— Start —

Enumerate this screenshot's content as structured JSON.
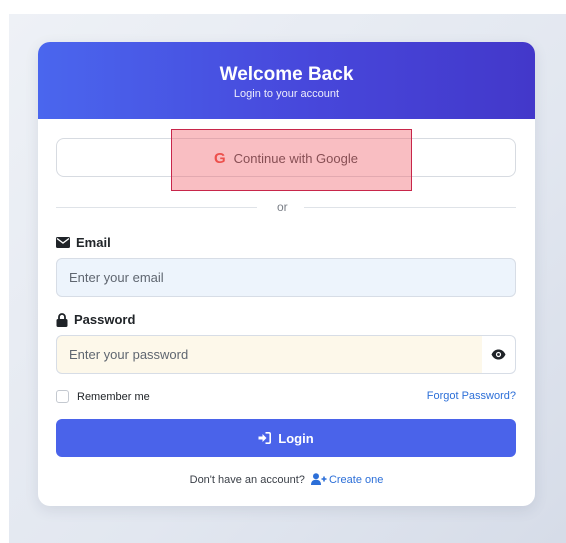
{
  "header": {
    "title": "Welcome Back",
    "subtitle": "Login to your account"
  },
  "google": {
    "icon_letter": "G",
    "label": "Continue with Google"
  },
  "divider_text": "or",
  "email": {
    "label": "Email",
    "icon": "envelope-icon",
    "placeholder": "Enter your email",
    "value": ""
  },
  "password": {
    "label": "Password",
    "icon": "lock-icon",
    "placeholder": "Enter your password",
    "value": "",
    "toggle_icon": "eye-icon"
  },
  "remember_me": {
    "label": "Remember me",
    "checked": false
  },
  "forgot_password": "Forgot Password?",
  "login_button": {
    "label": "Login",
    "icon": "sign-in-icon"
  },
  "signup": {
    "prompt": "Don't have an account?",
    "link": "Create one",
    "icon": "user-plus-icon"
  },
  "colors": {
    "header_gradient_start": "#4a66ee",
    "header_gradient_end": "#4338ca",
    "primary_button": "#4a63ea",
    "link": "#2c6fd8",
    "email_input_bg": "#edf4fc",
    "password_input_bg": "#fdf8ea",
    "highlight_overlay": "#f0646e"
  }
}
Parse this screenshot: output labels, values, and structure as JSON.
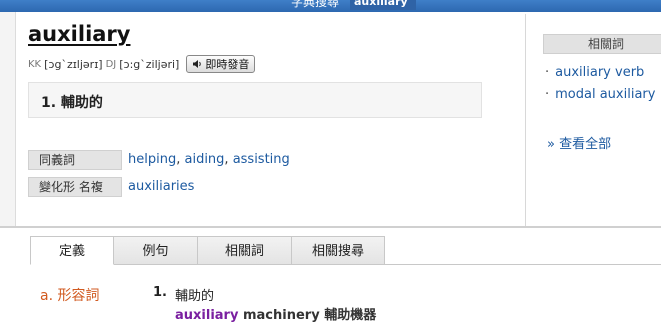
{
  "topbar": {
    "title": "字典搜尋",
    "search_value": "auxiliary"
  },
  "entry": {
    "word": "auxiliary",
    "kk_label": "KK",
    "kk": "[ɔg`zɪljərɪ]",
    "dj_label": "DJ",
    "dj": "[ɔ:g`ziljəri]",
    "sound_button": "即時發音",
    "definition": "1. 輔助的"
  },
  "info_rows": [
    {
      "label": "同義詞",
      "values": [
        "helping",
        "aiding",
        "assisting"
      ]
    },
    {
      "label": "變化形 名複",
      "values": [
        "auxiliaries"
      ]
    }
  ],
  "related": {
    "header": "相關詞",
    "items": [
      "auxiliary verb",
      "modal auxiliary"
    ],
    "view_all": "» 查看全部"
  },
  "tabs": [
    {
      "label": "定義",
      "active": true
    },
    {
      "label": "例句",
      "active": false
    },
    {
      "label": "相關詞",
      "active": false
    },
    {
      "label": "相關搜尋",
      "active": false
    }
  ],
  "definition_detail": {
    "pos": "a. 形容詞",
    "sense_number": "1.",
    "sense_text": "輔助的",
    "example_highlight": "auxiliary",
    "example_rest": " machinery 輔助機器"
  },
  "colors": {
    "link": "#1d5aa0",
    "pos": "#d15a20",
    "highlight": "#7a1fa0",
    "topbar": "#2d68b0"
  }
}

— End —

**PROBLEM TO SOLVE**
Exclude the pictures and repeat every other part of the records word for word.

**FULL RESPONSE**
Enumerate this screenshot's content as structured JSON.
{
  "header": {
    "title": "Welcome Back",
    "subtitle": "Login to your account"
  },
  "google": {
    "icon_letter": "G",
    "label": "Continue with Google"
  },
  "divider_text": "or",
  "email": {
    "label": "Email",
    "icon": "envelope-icon",
    "placeholder": "Enter your email",
    "value": ""
  },
  "password": {
    "label": "Password",
    "icon": "lock-icon",
    "placeholder": "Enter your password",
    "value": "",
    "toggle_icon": "eye-icon"
  },
  "remember_me": {
    "label": "Remember me",
    "checked": false
  },
  "forgot_password": "Forgot Password?",
  "login_button": {
    "label": "Login",
    "icon": "sign-in-icon"
  },
  "signup": {
    "prompt": "Don't have an account?",
    "link": "Create one",
    "icon": "user-plus-icon"
  },
  "colors": {
    "header_gradient_start": "#4a66ee",
    "header_gradient_end": "#4338ca",
    "primary_button": "#4a63ea",
    "link": "#2c6fd8",
    "email_input_bg": "#edf4fc",
    "password_input_bg": "#fdf8ea",
    "highlight_overlay": "#f0646e"
  }
}
Parse this screenshot: output labels, values, and structure as JSON.
{
  "topbar": {
    "title": "字典搜尋",
    "search_value": "auxiliary"
  },
  "entry": {
    "word": "auxiliary",
    "kk_label": "KK",
    "kk": "[ɔg`zɪljərɪ]",
    "dj_label": "DJ",
    "dj": "[ɔ:g`ziljəri]",
    "sound_button": "即時發音",
    "definition": "1. 輔助的"
  },
  "info_rows": [
    {
      "label": "同義詞",
      "values": [
        "helping",
        "aiding",
        "assisting"
      ]
    },
    {
      "label": "變化形 名複",
      "values": [
        "auxiliaries"
      ]
    }
  ],
  "related": {
    "header": "相關詞",
    "items": [
      "auxiliary verb",
      "modal auxiliary"
    ],
    "view_all": "» 查看全部"
  },
  "tabs": [
    {
      "label": "定義",
      "active": true
    },
    {
      "label": "例句",
      "active": false
    },
    {
      "label": "相關詞",
      "active": false
    },
    {
      "label": "相關搜尋",
      "active": false
    }
  ],
  "definition_detail": {
    "pos": "a. 形容詞",
    "sense_number": "1.",
    "sense_text": "輔助的",
    "example_highlight": "auxiliary",
    "example_rest": " machinery 輔助機器"
  },
  "colors": {
    "link": "#1d5aa0",
    "pos": "#d15a20",
    "highlight": "#7a1fa0",
    "topbar": "#2d68b0"
  }
}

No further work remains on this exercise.